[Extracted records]

○ ○ ○ ○

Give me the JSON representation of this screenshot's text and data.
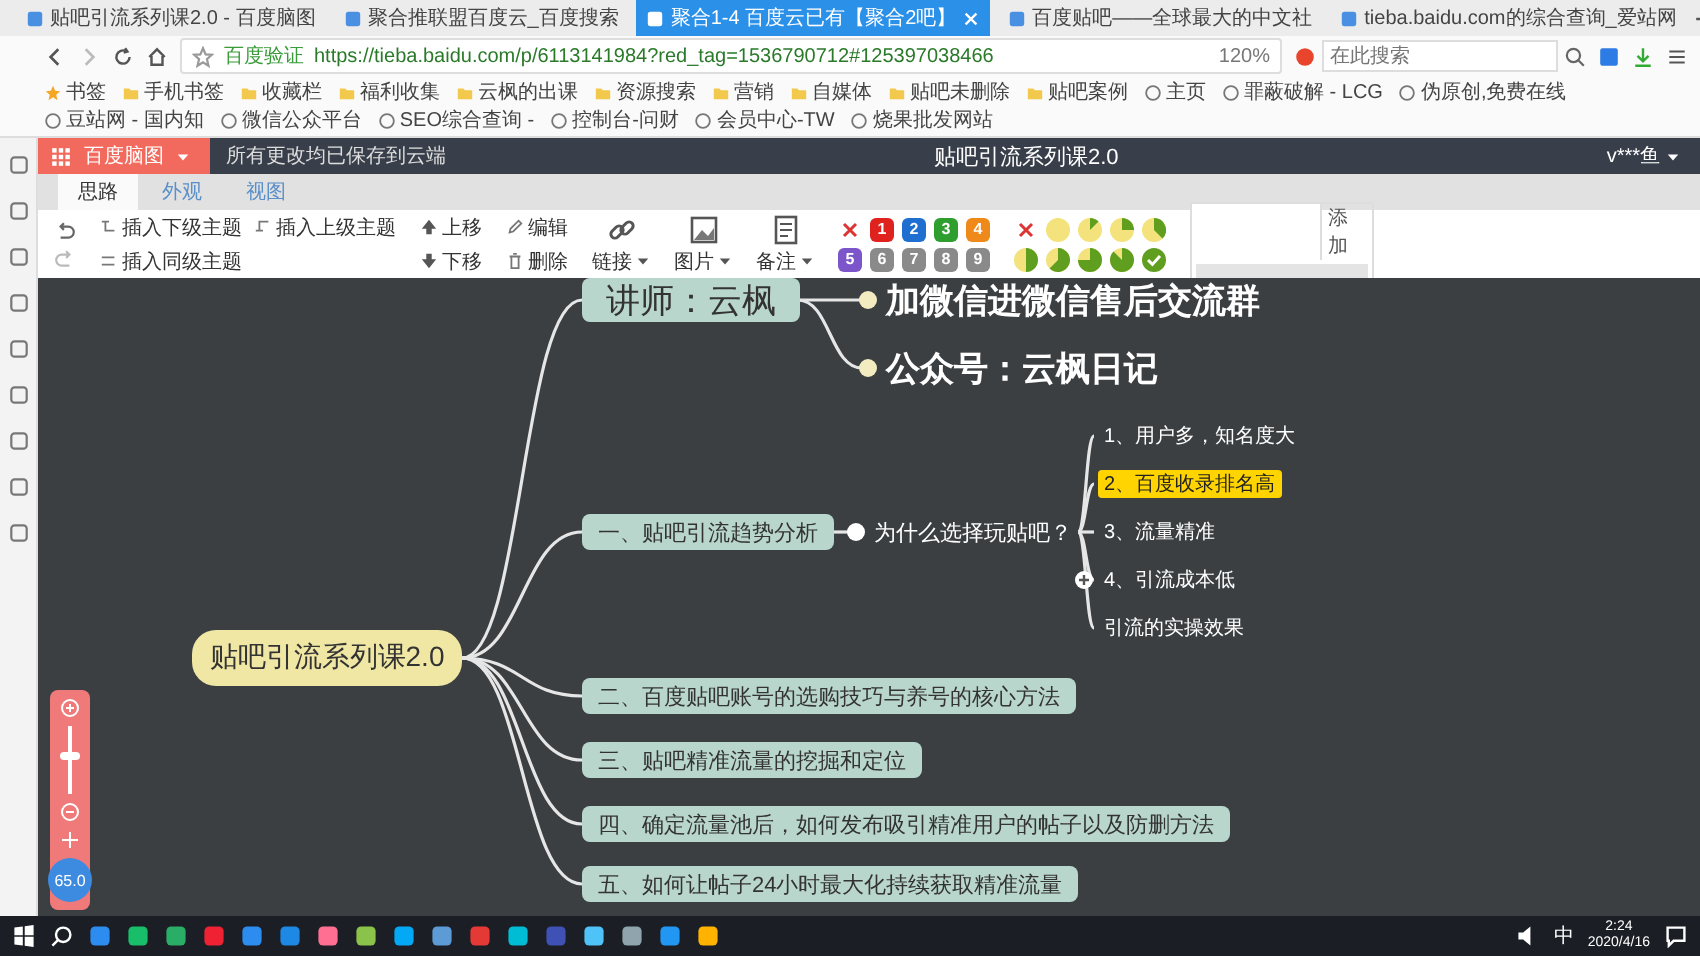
{
  "browser": {
    "tabs": [
      {
        "title": "贴吧引流系列课2.0 - 百度脑图",
        "selected": false
      },
      {
        "title": "聚合推联盟百度云_百度搜索",
        "selected": false
      },
      {
        "title": "聚合1-4 百度云已有【聚合2吧】",
        "selected": true
      },
      {
        "title": "百度贴吧——全球最大的中文社",
        "selected": false
      },
      {
        "title": "tieba.baidu.com的综合查询_爱站网",
        "selected": false
      }
    ],
    "site_badge": "百度验证",
    "url": "https://tieba.baidu.com/p/6113141984?red_tag=1536790712#125397038466",
    "zoom": "120%",
    "search_placeholder": "在此搜索",
    "bookmarks": [
      "书签",
      "手机书签",
      "收藏栏",
      "福利收集",
      "云枫的出课",
      "资源搜索",
      "营销",
      "自媒体",
      "贴吧未删除",
      "贴吧案例",
      "主页",
      "罪蔽破解 - LCG",
      "伪原创,免费在线",
      "豆站网 - 国内知",
      "微信公众平台",
      "SEO综合查询 - ",
      "控制台-问财",
      "会员中心-TW",
      "烧果批发网站"
    ]
  },
  "app": {
    "brand": "百度脑图",
    "save_status": "所有更改均已保存到云端",
    "doc_title": "贴吧引流系列课2.0",
    "user": "v***鱼",
    "tabs": [
      {
        "label": "思路",
        "selected": true
      },
      {
        "label": "外观",
        "selected": false
      },
      {
        "label": "视图",
        "selected": false
      }
    ],
    "toolbar": {
      "insert_child": "插入下级主题",
      "insert_parent": "插入上级主题",
      "insert_sibling": "插入同级主题",
      "move_up": "上移",
      "move_down": "下移",
      "edit": "编辑",
      "delete": "删除",
      "link": "链接",
      "image": "图片",
      "note": "备注",
      "priorities": [
        {
          "kind": "clear"
        },
        {
          "kind": "number",
          "label": "1",
          "color": "#e0221e"
        },
        {
          "kind": "number",
          "label": "2",
          "color": "#1f6fd1"
        },
        {
          "kind": "number",
          "label": "3",
          "color": "#2e9e2e"
        },
        {
          "kind": "number",
          "label": "4",
          "color": "#ef8a1a"
        },
        {
          "kind": "number",
          "label": "5",
          "color": "#7b55c9"
        },
        {
          "kind": "number",
          "label": "6",
          "color": "#8a8a8a"
        },
        {
          "kind": "number",
          "label": "7",
          "color": "#8a8a8a"
        },
        {
          "kind": "number",
          "label": "8",
          "color": "#8a8a8a"
        },
        {
          "kind": "number",
          "label": "9",
          "color": "#8a8a8a"
        }
      ],
      "progress": [
        {
          "kind": "clear"
        },
        {
          "kind": "zero"
        },
        {
          "kind": "one"
        },
        {
          "kind": "two"
        },
        {
          "kind": "three"
        },
        {
          "kind": "four"
        },
        {
          "kind": "five"
        },
        {
          "kind": "six"
        },
        {
          "kind": "seven"
        },
        {
          "kind": "done"
        }
      ],
      "tag_button": "添加"
    }
  },
  "mindmap": {
    "root": "贴吧引流系列课2.0",
    "topics": [
      {
        "text": "讲师：云枫",
        "children": [
          {
            "text": "加微信进微信售后交流群"
          },
          {
            "text": "公众号：云枫日记"
          }
        ]
      },
      {
        "text": "一、贴吧引流趋势分析",
        "children": [
          {
            "text": "为什么选择玩贴吧？",
            "children": [
              {
                "text": "1、用户多，知名度大",
                "selected": false,
                "collapsed": false
              },
              {
                "text": "2、百度收录排名高",
                "selected": true,
                "collapsed": false
              },
              {
                "text": "3、流量精准",
                "selected": false,
                "collapsed": false
              },
              {
                "text": "4、引流成本低",
                "selected": false,
                "collapsed": true
              },
              {
                "text": "引流的实操效果",
                "selected": false,
                "collapsed": false
              }
            ]
          }
        ]
      },
      {
        "text": "二、百度贴吧账号的选购技巧与养号的核心方法"
      },
      {
        "text": "三、贴吧精准流量的挖掘和定位"
      },
      {
        "text": "四、确定流量池后，如何发布吸引精准用户的帖子以及防删方法"
      },
      {
        "text": "五、如何让帖子24小时最大化持续获取精准流量"
      }
    ]
  },
  "zoom_control": {
    "level": 0.55,
    "reading": "65.0"
  },
  "taskbar": {
    "ime": "中",
    "time": "2:24",
    "date": "2020/4/16"
  }
}
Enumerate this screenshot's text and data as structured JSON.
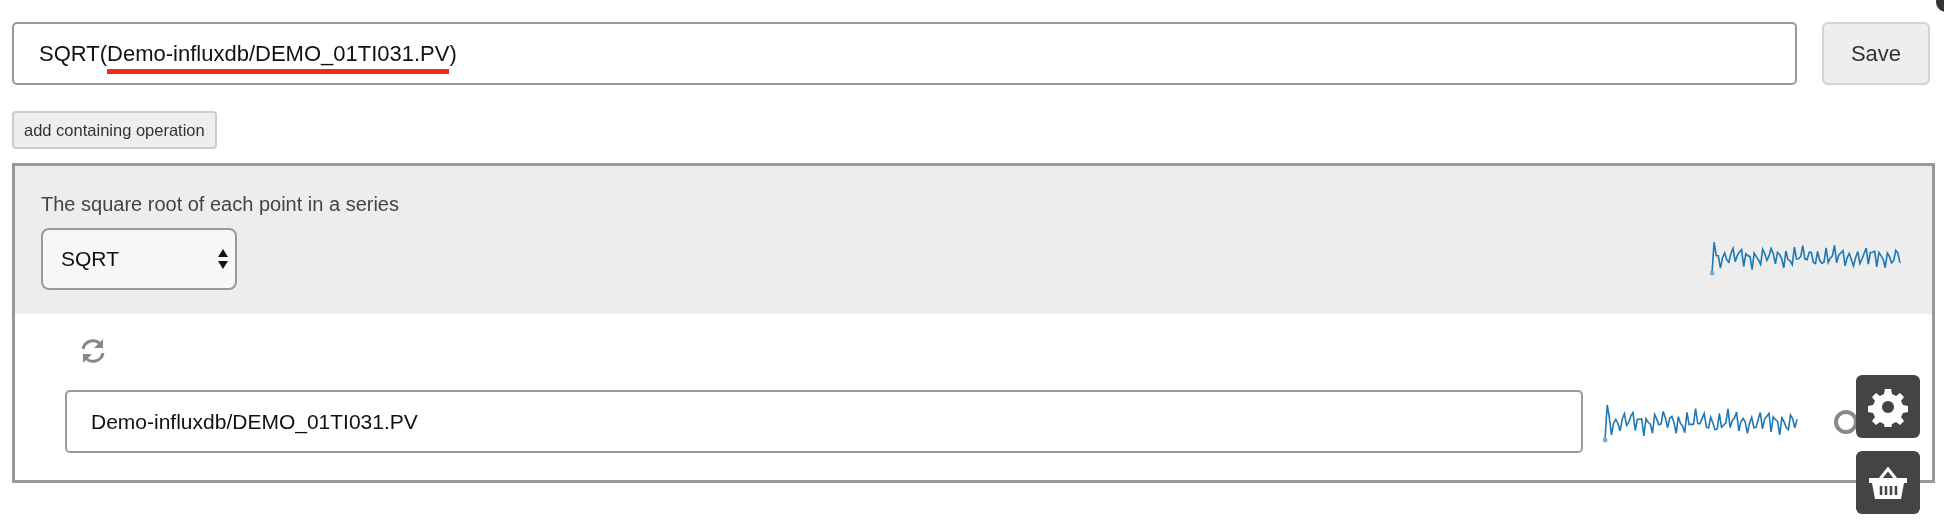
{
  "formula": {
    "value_parts": [
      {
        "text": "SQRT(",
        "underlined": false
      },
      {
        "text": "Demo-influxdb/DEMO_01TI031.PV",
        "underlined": true
      },
      {
        "text": ")",
        "underlined": false
      }
    ]
  },
  "save_button": "Save",
  "add_operation_button": "add containing operation",
  "operation": {
    "description": "The square root of each point in a series",
    "function_select": "SQRT"
  },
  "input_series": {
    "value": "Demo-influxdb/DEMO_01TI031.PV"
  }
}
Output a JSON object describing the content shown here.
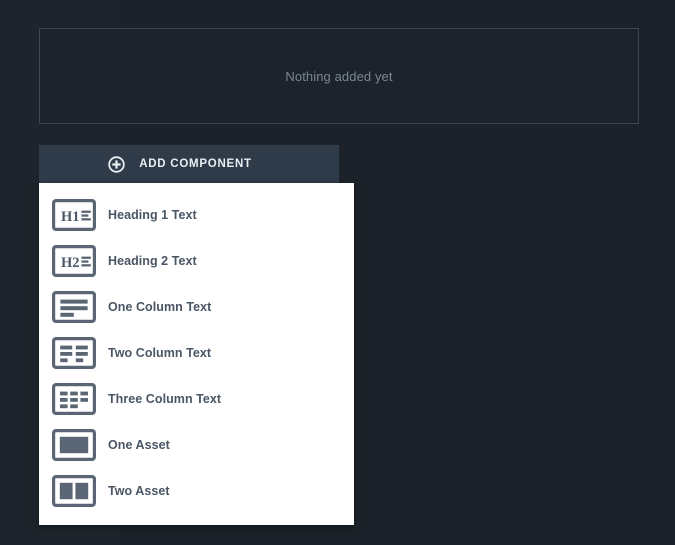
{
  "colors": {
    "background": "#1b2229",
    "panel_border": "#3b4653",
    "button_bg": "#2f3b49",
    "menu_bg": "#ffffff",
    "icon_color": "#5a6673",
    "menu_text": "#4a5664",
    "placeholder_text": "#7b8794"
  },
  "empty_panel": {
    "message": "Nothing added yet"
  },
  "add_button": {
    "label": "ADD COMPONENT",
    "icon": "plus-circle-icon"
  },
  "component_menu": {
    "items": [
      {
        "label": "Heading 1 Text",
        "icon": "heading-1-text-icon"
      },
      {
        "label": "Heading 2 Text",
        "icon": "heading-2-text-icon"
      },
      {
        "label": "One Column Text",
        "icon": "one-column-text-icon"
      },
      {
        "label": "Two Column Text",
        "icon": "two-column-text-icon"
      },
      {
        "label": "Three Column Text",
        "icon": "three-column-text-icon"
      },
      {
        "label": "One Asset",
        "icon": "one-asset-icon"
      },
      {
        "label": "Two Asset",
        "icon": "two-asset-icon"
      }
    ]
  }
}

○ ○ ○ ○

Exercise objective: Find all lines where the word "true" appears. Copy them.

Response to the exercise:
        "selected": true
        "selected": true
                "selected": true,
                "collapsed": true
        "underlined": true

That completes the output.